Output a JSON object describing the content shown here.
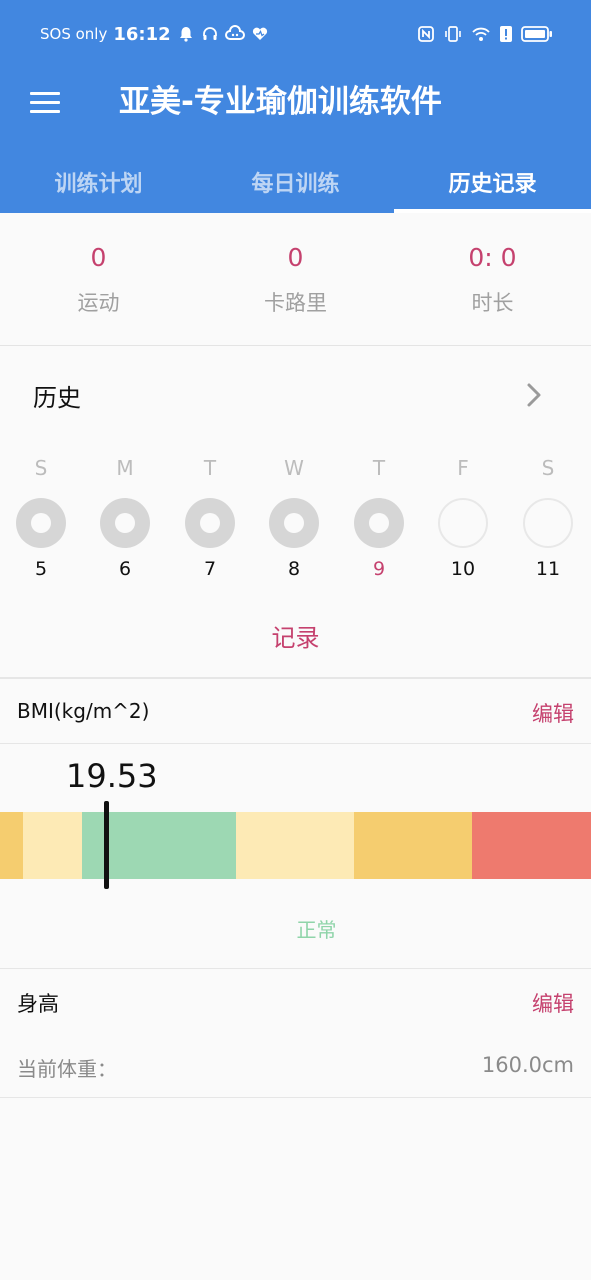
{
  "status_bar": {
    "carrier": "SOS only",
    "time": "16:12",
    "icons_left": [
      "bell-icon",
      "headphones-icon",
      "cloud-icon",
      "heart-icon"
    ],
    "icons_right": [
      "nfc-icon",
      "vibrate-icon",
      "wifi-icon",
      "alert-icon",
      "battery-icon"
    ]
  },
  "app": {
    "title": "亚美-专业瑜伽训练软件"
  },
  "tabs": [
    {
      "label": "训练计划",
      "active": false
    },
    {
      "label": "每日训练",
      "active": false
    },
    {
      "label": "历史记录",
      "active": true
    }
  ],
  "stats": [
    {
      "value": "0",
      "label": "运动"
    },
    {
      "value": "0",
      "label": "卡路里"
    },
    {
      "value": "0: 0",
      "label": "时长"
    }
  ],
  "history": {
    "title": "历史",
    "week": [
      {
        "letter": "S",
        "date": "5",
        "state": "done"
      },
      {
        "letter": "M",
        "date": "6",
        "state": "done"
      },
      {
        "letter": "T",
        "date": "7",
        "state": "done"
      },
      {
        "letter": "W",
        "date": "8",
        "state": "done"
      },
      {
        "letter": "T",
        "date": "9",
        "state": "done",
        "today": true
      },
      {
        "letter": "F",
        "date": "10",
        "state": "empty"
      },
      {
        "letter": "S",
        "date": "11",
        "state": "empty"
      }
    ],
    "record_label": "记录"
  },
  "bmi": {
    "label": "BMI(kg/m^2)",
    "edit_label": "编辑",
    "value": "19.53",
    "status": "正常",
    "colors": {
      "under_severe": "#f5cd6f",
      "under": "#fdeab5",
      "normal": "#9dd8b3",
      "over": "#fdeab5",
      "obese": "#f5cd6f",
      "severe": "#ee7a6e"
    }
  },
  "body": {
    "height_label": "身高",
    "edit_label": "编辑",
    "weight_label": "当前体重：",
    "weight_value": "160.0cm"
  },
  "colors": {
    "primary": "#4287e0",
    "accent": "#c5416e"
  }
}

### What you are asked to do:
Without including any pictures, print each record exactly.

### Output of the task:
Output a JSON object describing the content shown here.
{
  "status_bar": {
    "carrier": "SOS only",
    "time": "16:12",
    "icons_left": [
      "bell-icon",
      "headphones-icon",
      "cloud-icon",
      "heart-icon"
    ],
    "icons_right": [
      "nfc-icon",
      "vibrate-icon",
      "wifi-icon",
      "alert-icon",
      "battery-icon"
    ]
  },
  "app": {
    "title": "亚美-专业瑜伽训练软件"
  },
  "tabs": [
    {
      "label": "训练计划",
      "active": false
    },
    {
      "label": "每日训练",
      "active": false
    },
    {
      "label": "历史记录",
      "active": true
    }
  ],
  "stats": [
    {
      "value": "0",
      "label": "运动"
    },
    {
      "value": "0",
      "label": "卡路里"
    },
    {
      "value": "0: 0",
      "label": "时长"
    }
  ],
  "history": {
    "title": "历史",
    "week": [
      {
        "letter": "S",
        "date": "5",
        "state": "done"
      },
      {
        "letter": "M",
        "date": "6",
        "state": "done"
      },
      {
        "letter": "T",
        "date": "7",
        "state": "done"
      },
      {
        "letter": "W",
        "date": "8",
        "state": "done"
      },
      {
        "letter": "T",
        "date": "9",
        "state": "done",
        "today": true
      },
      {
        "letter": "F",
        "date": "10",
        "state": "empty"
      },
      {
        "letter": "S",
        "date": "11",
        "state": "empty"
      }
    ],
    "record_label": "记录"
  },
  "bmi": {
    "label": "BMI(kg/m^2)",
    "edit_label": "编辑",
    "value": "19.53",
    "status": "正常",
    "colors": {
      "under_severe": "#f5cd6f",
      "under": "#fdeab5",
      "normal": "#9dd8b3",
      "over": "#fdeab5",
      "obese": "#f5cd6f",
      "severe": "#ee7a6e"
    }
  },
  "body": {
    "height_label": "身高",
    "edit_label": "编辑",
    "weight_label": "当前体重：",
    "weight_value": "160.0cm"
  },
  "colors": {
    "primary": "#4287e0",
    "accent": "#c5416e"
  }
}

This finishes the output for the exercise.